■ Extracted data entries
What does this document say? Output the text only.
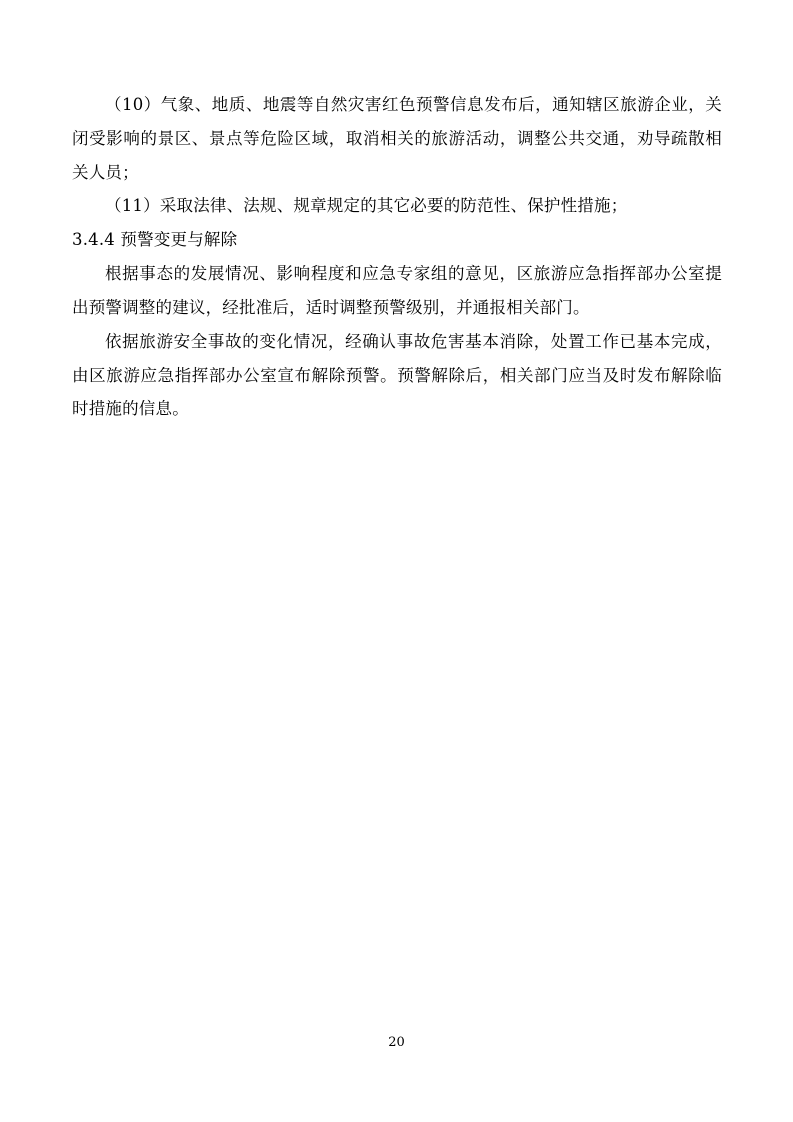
（10）气象、地质、地震等自然灾害红色预警信息发布后，通知辖区旅游企业，关闭受影响的景区、景点等危险区域，取消相关的旅游活动，调整公共交通，劝导疏散相关人员；

（11）采取法律、法规、规章规定的其它必要的防范性、保护性措施；

3.4.4 预警变更与解除

根据事态的发展情况、影响程度和应急专家组的意见，区旅游应急指挥部办公室提出预警调整的建议，经批准后，适时调整预警级别，并通报相关部门。

依据旅游安全事故的变化情况，经确认事故危害基本消除，处置工作已基本完成，由区旅游应急指挥部办公室宣布解除预警。预警解除后，相关部门应当及时发布解除临时措施的信息。

20
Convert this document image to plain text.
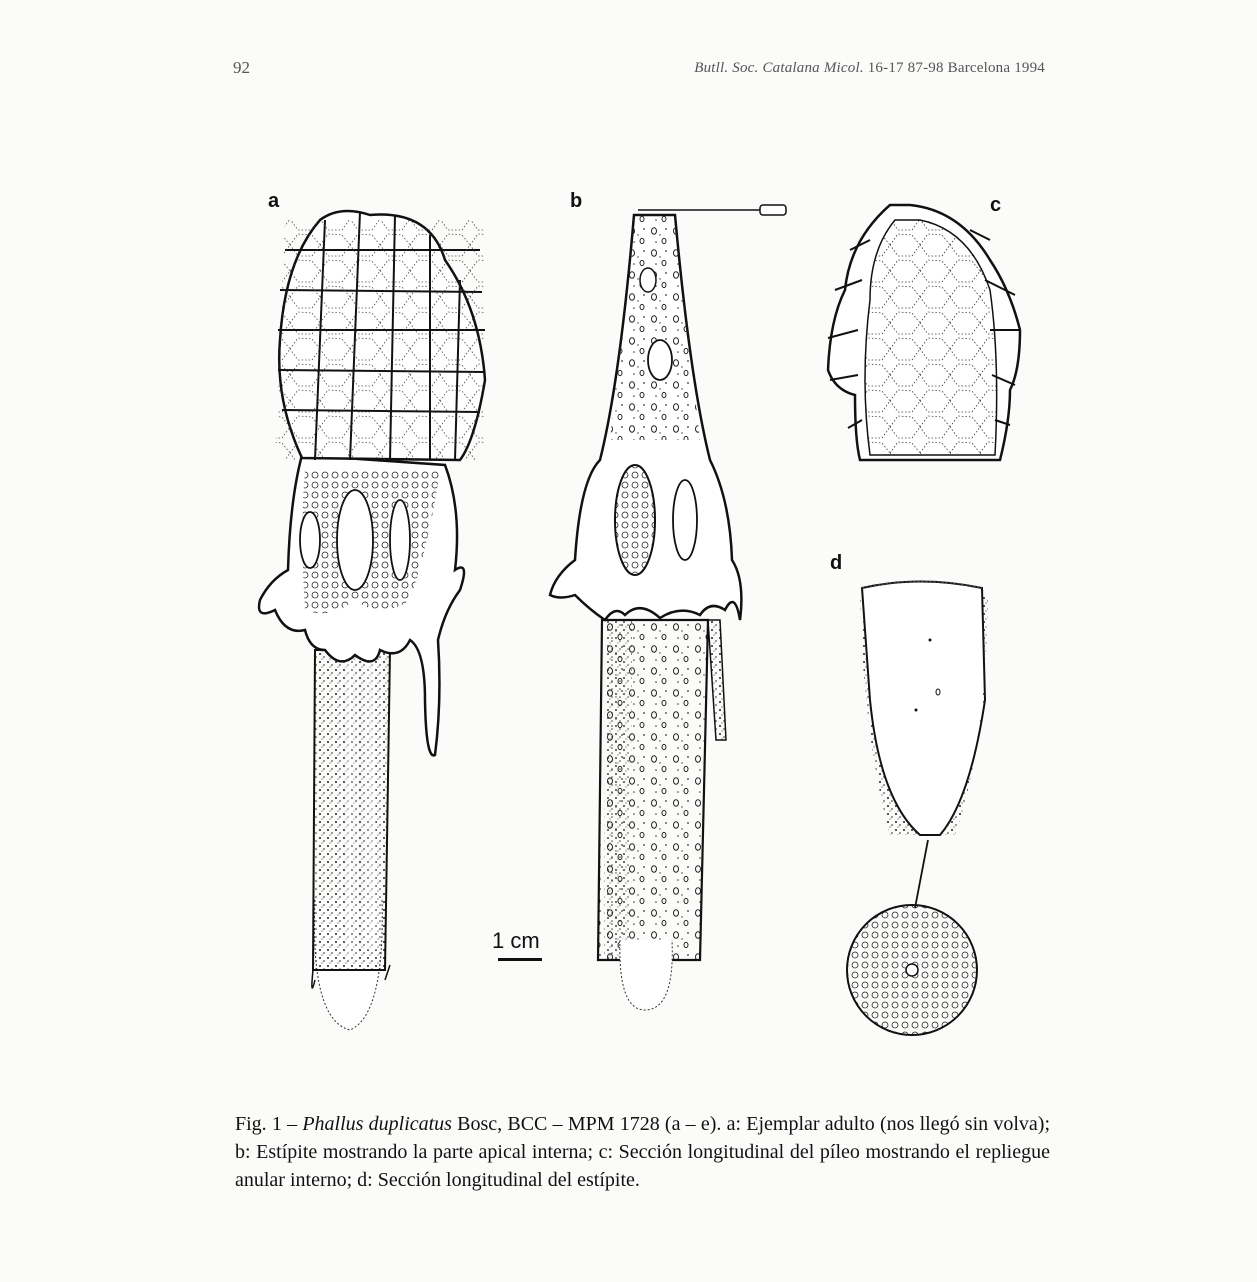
92	Butll. Soc. Catalana Micol. 16-17 87-98 Barcelona 1994
a	b	c
d
1 cm
Fig. 1 – Phallus duplicatus Bosc, BCC – MPM 1728 (a – e). a: Ejemplar adulto (nos llegó sin volva); b: Estípite mostrando la parte apical interna; c: Sección longitudinal del píleo mostrando el repliegue anular interno; d: Sección longitudinal del estípite.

■ Given instruction
Say, as a bare number, how many lines in the entries above include the string "this".

■ Response below
2